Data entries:
○ ○ ○ ○
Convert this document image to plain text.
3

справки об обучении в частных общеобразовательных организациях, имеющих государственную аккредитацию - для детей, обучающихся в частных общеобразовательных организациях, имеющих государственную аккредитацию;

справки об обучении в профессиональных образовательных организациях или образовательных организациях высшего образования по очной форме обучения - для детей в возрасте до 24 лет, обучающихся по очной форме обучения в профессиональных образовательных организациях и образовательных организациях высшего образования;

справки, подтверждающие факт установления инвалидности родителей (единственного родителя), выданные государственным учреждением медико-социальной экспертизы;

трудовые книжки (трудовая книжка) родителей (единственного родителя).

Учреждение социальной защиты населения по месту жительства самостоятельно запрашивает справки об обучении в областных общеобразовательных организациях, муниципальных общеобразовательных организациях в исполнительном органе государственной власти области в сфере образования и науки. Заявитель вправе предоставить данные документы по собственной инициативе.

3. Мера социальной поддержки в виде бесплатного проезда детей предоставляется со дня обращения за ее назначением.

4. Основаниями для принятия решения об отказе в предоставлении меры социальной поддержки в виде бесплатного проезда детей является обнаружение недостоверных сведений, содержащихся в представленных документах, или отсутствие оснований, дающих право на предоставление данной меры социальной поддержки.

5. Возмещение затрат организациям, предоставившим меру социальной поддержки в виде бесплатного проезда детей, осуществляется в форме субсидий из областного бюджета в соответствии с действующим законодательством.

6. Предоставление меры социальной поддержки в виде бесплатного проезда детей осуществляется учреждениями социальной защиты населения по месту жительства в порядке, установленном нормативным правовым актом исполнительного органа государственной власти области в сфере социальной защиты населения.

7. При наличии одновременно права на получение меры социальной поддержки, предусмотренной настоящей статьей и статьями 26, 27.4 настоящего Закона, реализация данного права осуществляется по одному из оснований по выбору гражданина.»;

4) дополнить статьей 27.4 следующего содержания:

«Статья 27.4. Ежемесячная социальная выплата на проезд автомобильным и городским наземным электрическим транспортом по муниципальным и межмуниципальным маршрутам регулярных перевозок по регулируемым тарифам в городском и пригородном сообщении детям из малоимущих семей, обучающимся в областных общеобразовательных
○ ○ ○ ○
■ Exercise instructions ■
Restate the whole listing exactly, leaving out nothing.

■ Answer to this task ■
Convert this document image to plain text.
3

справки об обучении в частных общеобразовательных организациях, имеющих государственную аккредитацию - для детей, обучающихся в частных общеобразовательных организациях, имеющих государственную аккредитацию;

справки об обучении в профессиональных образовательных организациях или образовательных организациях высшего образования по очной форме обучения - для детей в возрасте до 24 лет, обучающихся по очной форме обучения в профессиональных образовательных организациях и образовательных организациях высшего образования;

справки, подтверждающие факт установления инвалидности родителей (единственного родителя), выданные государственным учреждением медико-социальной экспертизы;

трудовые книжки (трудовая книжка) родителей (единственного родителя).

Учреждение социальной защиты населения по месту жительства самостоятельно запрашивает справки об обучении в областных общеобразовательных организациях, муниципальных общеобразовательных организациях в исполнительном органе государственной власти области в сфере образования и науки. Заявитель вправе предоставить данные документы по собственной инициативе.

3. Мера социальной поддержки в виде бесплатного проезда детей предоставляется со дня обращения за ее назначением.

4. Основаниями для принятия решения об отказе в предоставлении меры социальной поддержки в виде бесплатного проезда детей является обнаружение недостоверных сведений, содержащихся в представленных документах, или отсутствие оснований, дающих право на предоставление данной меры социальной поддержки.

5. Возмещение затрат организациям, предоставившим меру социальной поддержки в виде бесплатного проезда детей, осуществляется в форме субсидий из областного бюджета в соответствии с действующим законодательством.

6. Предоставление меры социальной поддержки в виде бесплатного проезда детей осуществляется учреждениями социальной защиты населения по месту жительства в порядке, установленном нормативным правовым актом исполнительного органа государственной власти области в сфере социальной защиты населения.

7. При наличии одновременно права на получение меры социальной поддержки, предусмотренной настоящей статьей и статьями 26, 27.4 настоящего Закона, реализация данного права осуществляется по одному из оснований по выбору гражданина.»;

4) дополнить статьей 27.4 следующего содержания:

«Статья 27.4. Ежемесячная социальная выплата на проезд автомобильным и городским наземным электрическим транспортом по муниципальным и межмуниципальным маршрутам регулярных перевозок по регулируемым тарифам в городском и пригородном сообщении детям из малоимущих семей, обучающимся в областных общеобразовательных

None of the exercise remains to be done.